# Listed entries
◆ ◆ ◆ ◆ ◆ ◆ ◆
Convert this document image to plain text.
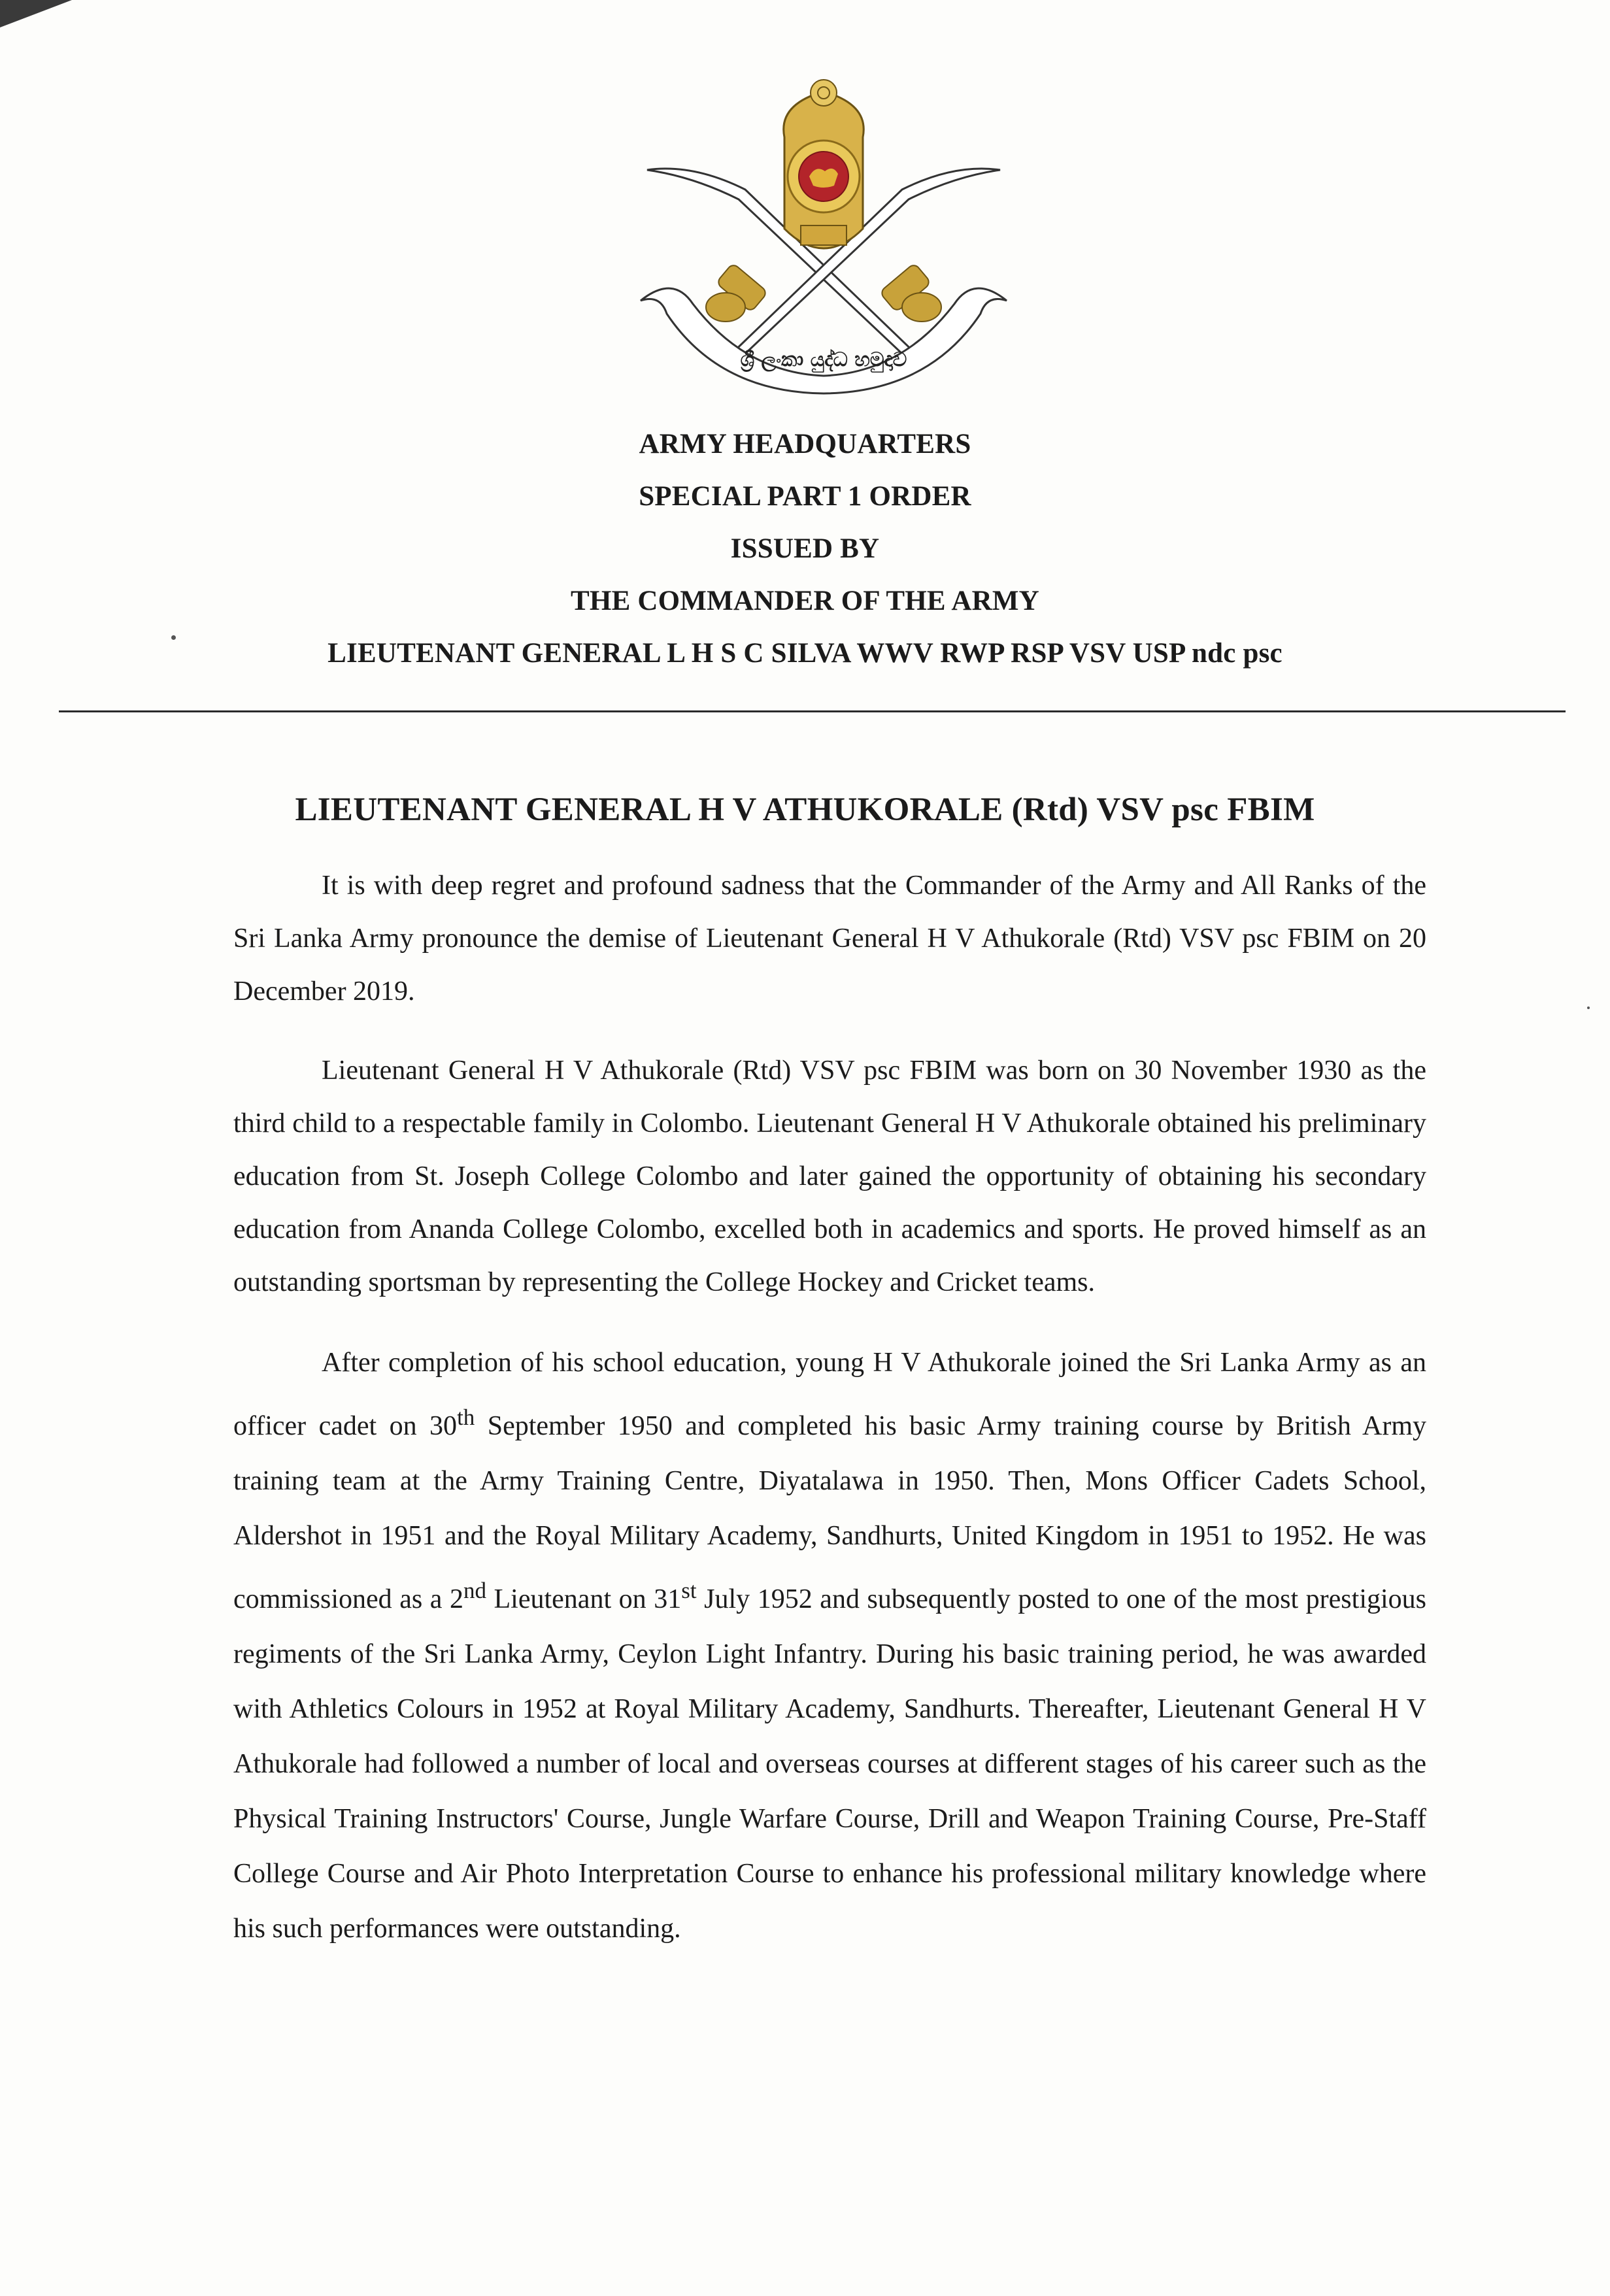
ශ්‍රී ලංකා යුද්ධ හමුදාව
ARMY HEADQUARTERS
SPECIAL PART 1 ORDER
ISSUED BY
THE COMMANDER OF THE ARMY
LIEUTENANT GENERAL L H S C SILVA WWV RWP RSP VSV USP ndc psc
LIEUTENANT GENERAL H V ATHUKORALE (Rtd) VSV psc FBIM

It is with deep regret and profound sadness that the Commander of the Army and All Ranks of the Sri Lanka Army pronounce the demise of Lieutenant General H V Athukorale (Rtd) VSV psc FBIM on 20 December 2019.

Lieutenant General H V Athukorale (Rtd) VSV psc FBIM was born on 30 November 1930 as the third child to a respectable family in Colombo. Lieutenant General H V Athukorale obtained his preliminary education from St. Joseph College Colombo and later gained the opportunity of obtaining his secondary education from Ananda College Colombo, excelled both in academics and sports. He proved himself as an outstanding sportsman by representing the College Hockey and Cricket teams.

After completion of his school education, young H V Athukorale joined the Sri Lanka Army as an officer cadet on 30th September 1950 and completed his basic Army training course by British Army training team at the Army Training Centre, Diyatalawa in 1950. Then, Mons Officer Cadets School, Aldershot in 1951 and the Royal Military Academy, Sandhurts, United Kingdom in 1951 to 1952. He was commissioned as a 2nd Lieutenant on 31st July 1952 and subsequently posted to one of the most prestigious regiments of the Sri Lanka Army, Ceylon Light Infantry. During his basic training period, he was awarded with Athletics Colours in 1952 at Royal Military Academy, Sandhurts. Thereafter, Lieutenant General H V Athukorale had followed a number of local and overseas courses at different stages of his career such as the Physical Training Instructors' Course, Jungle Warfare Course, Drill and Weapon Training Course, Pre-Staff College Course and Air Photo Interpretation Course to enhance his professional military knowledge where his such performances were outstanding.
◆ ◆ ◆ ◆ ◆ ◆ ◆
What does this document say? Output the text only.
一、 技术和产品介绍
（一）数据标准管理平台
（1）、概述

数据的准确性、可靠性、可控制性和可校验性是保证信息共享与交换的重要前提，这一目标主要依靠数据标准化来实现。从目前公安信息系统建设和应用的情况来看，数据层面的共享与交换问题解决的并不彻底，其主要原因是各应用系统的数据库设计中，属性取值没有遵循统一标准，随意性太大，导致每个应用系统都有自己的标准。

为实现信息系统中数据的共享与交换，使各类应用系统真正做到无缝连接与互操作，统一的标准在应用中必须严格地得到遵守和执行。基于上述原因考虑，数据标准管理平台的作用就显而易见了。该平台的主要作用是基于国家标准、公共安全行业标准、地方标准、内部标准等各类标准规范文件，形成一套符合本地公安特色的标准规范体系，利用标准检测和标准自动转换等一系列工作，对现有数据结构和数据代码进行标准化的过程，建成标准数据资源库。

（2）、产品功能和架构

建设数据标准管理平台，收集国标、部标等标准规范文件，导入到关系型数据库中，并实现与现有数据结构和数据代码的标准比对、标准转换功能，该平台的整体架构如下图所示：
◆ ◆ ◆ ◆ ◆ ◆ ◆
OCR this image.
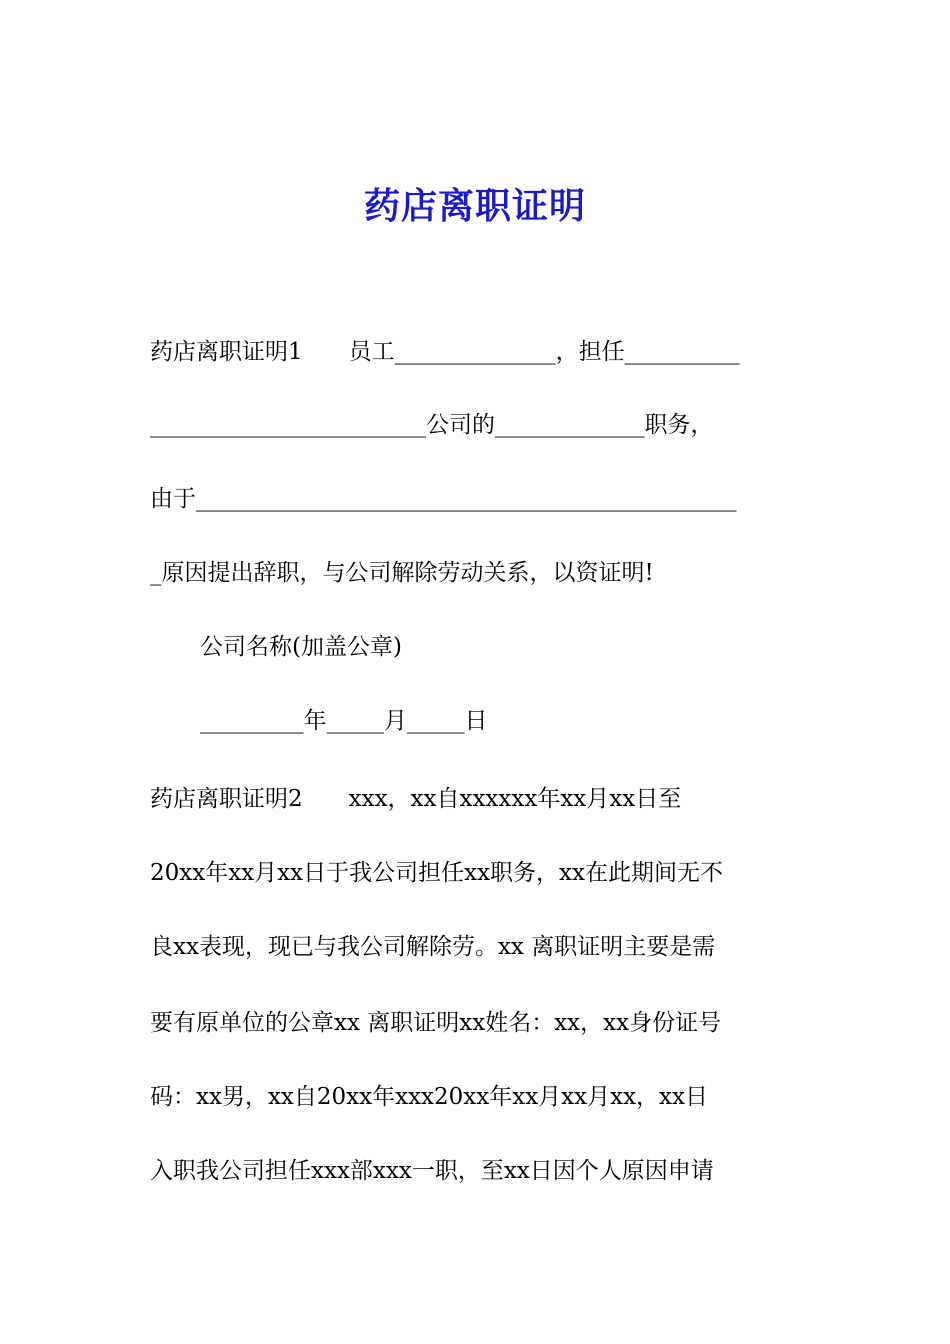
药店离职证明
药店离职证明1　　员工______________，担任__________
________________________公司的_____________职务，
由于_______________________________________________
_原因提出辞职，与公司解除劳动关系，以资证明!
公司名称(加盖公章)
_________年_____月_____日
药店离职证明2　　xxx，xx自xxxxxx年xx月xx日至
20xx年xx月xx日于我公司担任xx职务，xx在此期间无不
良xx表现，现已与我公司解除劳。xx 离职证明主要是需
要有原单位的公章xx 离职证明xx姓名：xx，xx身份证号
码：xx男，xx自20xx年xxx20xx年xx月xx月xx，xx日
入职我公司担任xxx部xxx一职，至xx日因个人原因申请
◆ ◆ ◆ ◆ ◆ ◆ ◆
# Problem
Copy each line of the listing that holds the word "image".

# Written answer
Convert this document image to plain text.
OCR this image.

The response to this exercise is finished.